Given information:
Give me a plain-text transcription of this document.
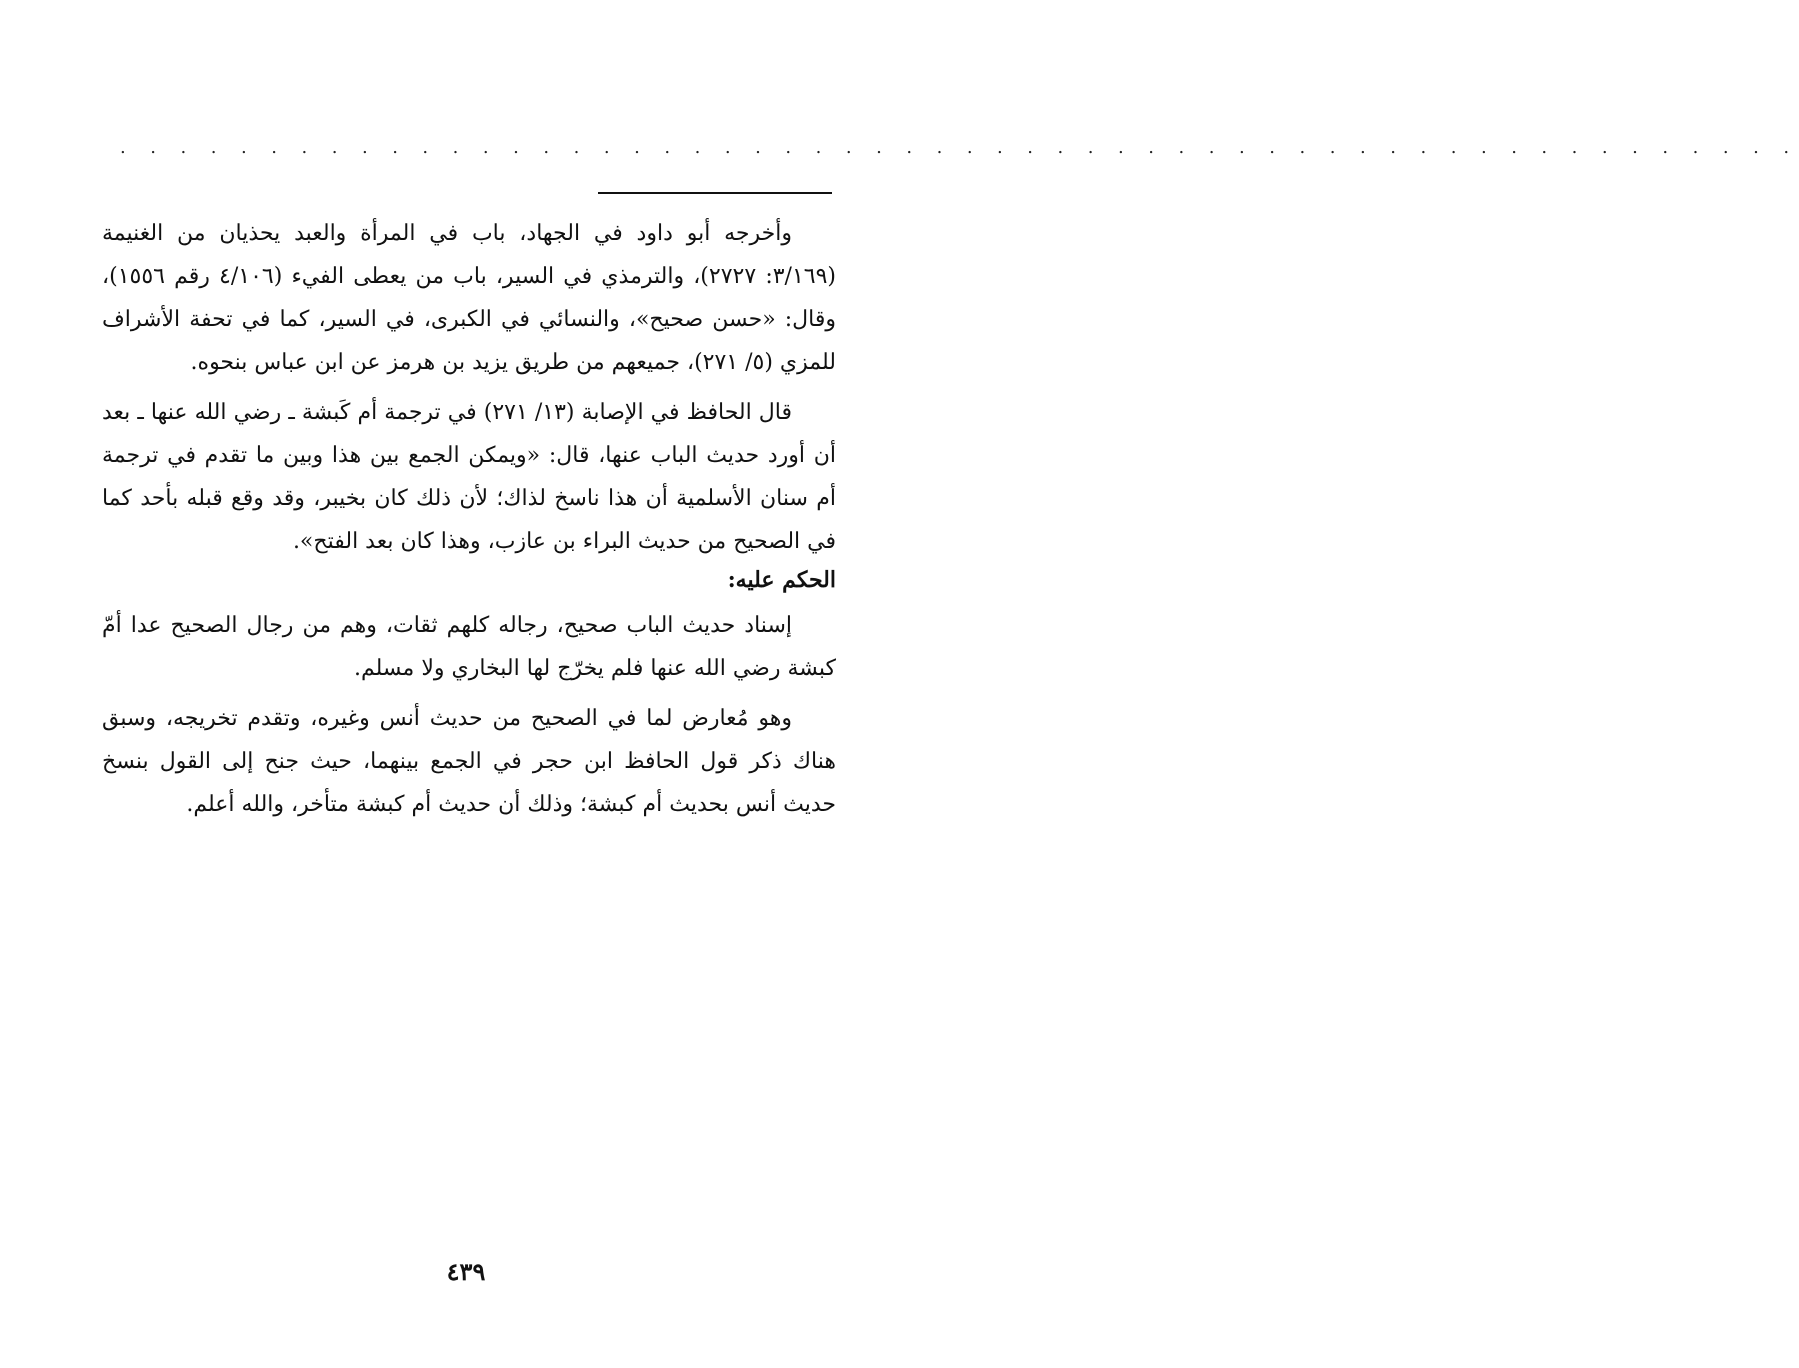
. . . . . . . . . . . . . . . . . . . . . . . . . . . . . . . . . . . . . . . . . . . . . . . . . . . . . . . .

وأخرجه أبو داود في الجهاد، باب في المرأة والعبد يحذيان من الغنيمة (٣/١٦٩: ٢٧٢٧)، والترمذي في السير، باب من يعطى الفيء (٤/١٠٦ رقم ١٥٥٦)، وقال: «حسن صحيح»، والنسائي في الكبرى، في السير، كما في تحفة الأشراف للمزي (٥/ ٢٧١)، جميعهم من طريق يزيد بن هرمز عن ابن عباس بنحوه.

قال الحافظ في الإصابة (١٣/ ٢٧١) في ترجمة أم كَبشة ـ رضي الله عنها ـ بعد أن أورد حديث الباب عنها، قال: «ويمكن الجمع بين هذا وبين ما تقدم في ترجمة أم سنان الأسلمية أن هذا ناسخ لذاك؛ لأن ذلك كان بخيبر، وقد وقع قبله بأحد كما في الصحيح من حديث البراء بن عازب، وهذا كان بعد الفتح».

الحكم عليه:

إسناد حديث الباب صحيح، رجاله كلهم ثقات، وهم من رجال الصحيح عدا أمّ كبشة رضي الله عنها فلم يخرّج لها البخاري ولا مسلم.

وهو مُعارض لما في الصحيح من حديث أنس وغيره، وتقدم تخريجه، وسبق هناك ذكر قول الحافظ ابن حجر في الجمع بينهما، حيث جنح إلى القول بنسخ حديث أنس بحديث أم كبشة؛ وذلك أن حديث أم كبشة متأخر، والله أعلم.

٤٣٩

Directions for this task: Leave every image out, and retype the material exactly.

Result:
Give me a plain-text transcription of this document.
. . . . . . . . . . . . . . . . . . . . . . . . . . . . . . . . . . . . . . . . . . . . . . . . . . . . . . . .

وأخرجه أبو داود في الجهاد، باب في المرأة والعبد يحذيان من الغنيمة (٣/١٦٩: ٢٧٢٧)، والترمذي في السير، باب من يعطى الفيء (٤/١٠٦ رقم ١٥٥٦)، وقال: «حسن صحيح»، والنسائي في الكبرى، في السير، كما في تحفة الأشراف للمزي (٥/ ٢٧١)، جميعهم من طريق يزيد بن هرمز عن ابن عباس بنحوه.

قال الحافظ في الإصابة (١٣/ ٢٧١) في ترجمة أم كَبشة ـ رضي الله عنها ـ بعد أن أورد حديث الباب عنها، قال: «ويمكن الجمع بين هذا وبين ما تقدم في ترجمة أم سنان الأسلمية أن هذا ناسخ لذاك؛ لأن ذلك كان بخيبر، وقد وقع قبله بأحد كما في الصحيح من حديث البراء بن عازب، وهذا كان بعد الفتح».

الحكم عليه:

إسناد حديث الباب صحيح، رجاله كلهم ثقات، وهم من رجال الصحيح عدا أمّ كبشة رضي الله عنها فلم يخرّج لها البخاري ولا مسلم.

وهو مُعارض لما في الصحيح من حديث أنس وغيره، وتقدم تخريجه، وسبق هناك ذكر قول الحافظ ابن حجر في الجمع بينهما، حيث جنح إلى القول بنسخ حديث أنس بحديث أم كبشة؛ وذلك أن حديث أم كبشة متأخر، والله أعلم.

٤٣٩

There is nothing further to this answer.